▶ [The task]
Leave out the pictures; transcribe all else exactly.

══ Dataset records ══

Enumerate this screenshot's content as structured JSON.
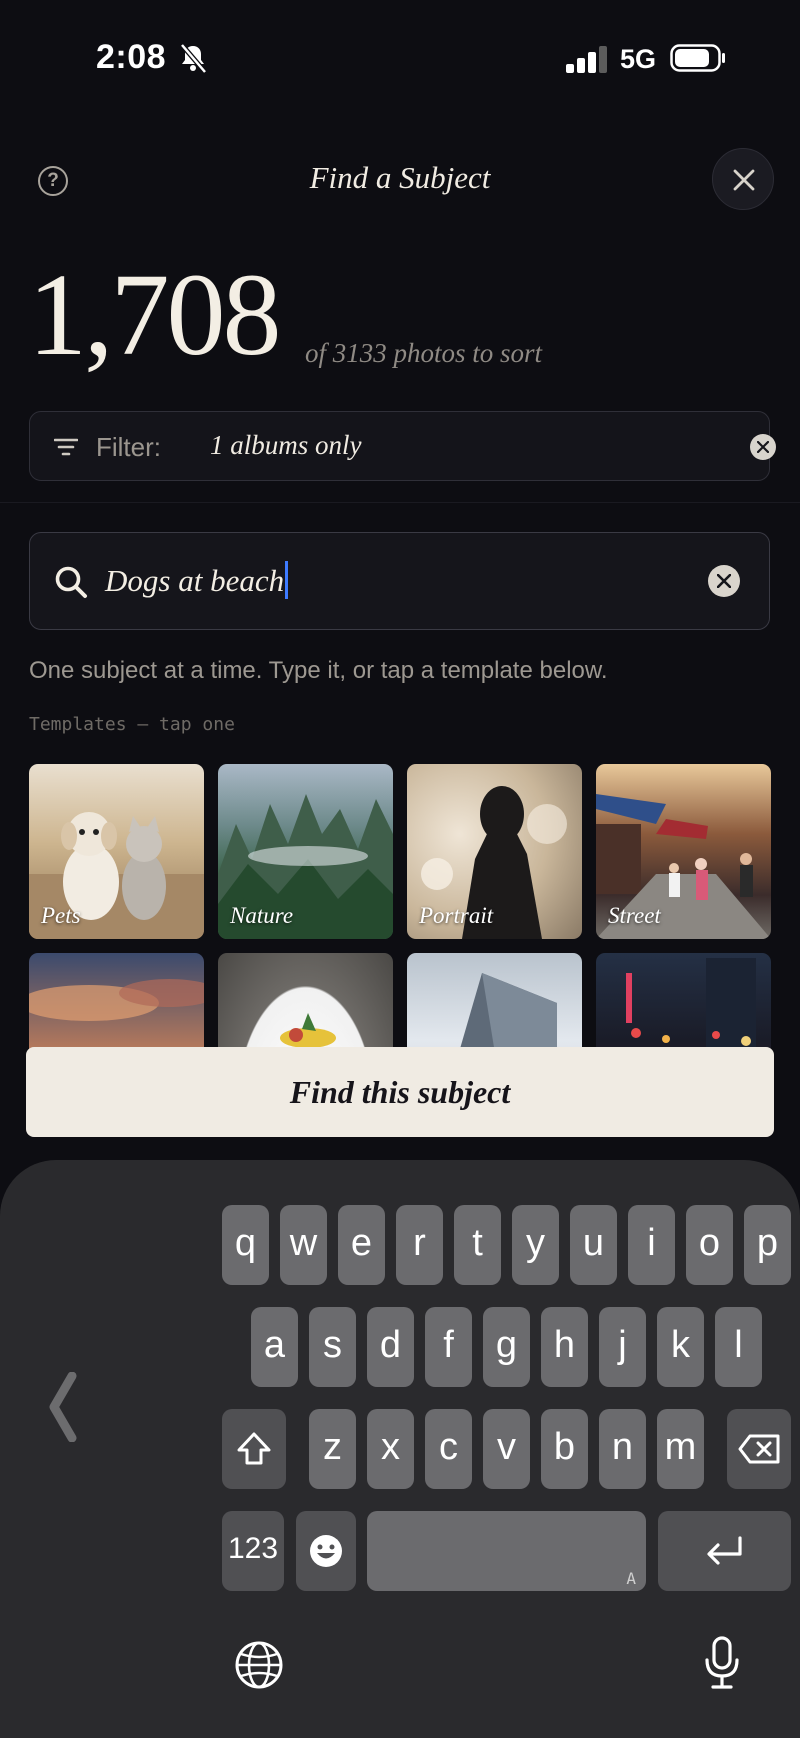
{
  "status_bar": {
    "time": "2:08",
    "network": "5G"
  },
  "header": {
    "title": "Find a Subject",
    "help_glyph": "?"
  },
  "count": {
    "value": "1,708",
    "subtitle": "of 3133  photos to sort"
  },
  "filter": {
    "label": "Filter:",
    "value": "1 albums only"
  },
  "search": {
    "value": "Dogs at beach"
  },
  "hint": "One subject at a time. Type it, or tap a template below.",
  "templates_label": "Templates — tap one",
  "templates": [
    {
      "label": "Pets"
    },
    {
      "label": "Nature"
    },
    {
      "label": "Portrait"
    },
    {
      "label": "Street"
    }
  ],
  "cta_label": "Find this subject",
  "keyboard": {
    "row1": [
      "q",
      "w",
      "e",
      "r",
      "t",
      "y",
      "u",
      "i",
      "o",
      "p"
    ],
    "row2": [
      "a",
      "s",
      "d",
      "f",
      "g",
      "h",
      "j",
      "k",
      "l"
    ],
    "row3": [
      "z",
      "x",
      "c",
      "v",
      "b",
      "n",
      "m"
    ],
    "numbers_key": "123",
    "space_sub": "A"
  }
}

═══

▶ [Solution]
Enumerate this screenshot's content as structured JSON.
{
  "status_bar": {
    "time": "2:08",
    "network": "5G"
  },
  "header": {
    "title": "Find a Subject",
    "help_glyph": "?"
  },
  "count": {
    "value": "1,708",
    "subtitle": "of 3133  photos to sort"
  },
  "filter": {
    "label": "Filter:",
    "value": "1 albums only"
  },
  "search": {
    "value": "Dogs at beach"
  },
  "hint": "One subject at a time. Type it, or tap a template below.",
  "templates_label": "Templates — tap one",
  "templates": [
    {
      "label": "Pets"
    },
    {
      "label": "Nature"
    },
    {
      "label": "Portrait"
    },
    {
      "label": "Street"
    }
  ],
  "cta_label": "Find this subject",
  "keyboard": {
    "row1": [
      "q",
      "w",
      "e",
      "r",
      "t",
      "y",
      "u",
      "i",
      "o",
      "p"
    ],
    "row2": [
      "a",
      "s",
      "d",
      "f",
      "g",
      "h",
      "j",
      "k",
      "l"
    ],
    "row3": [
      "z",
      "x",
      "c",
      "v",
      "b",
      "n",
      "m"
    ],
    "numbers_key": "123",
    "space_sub": "A"
  }
}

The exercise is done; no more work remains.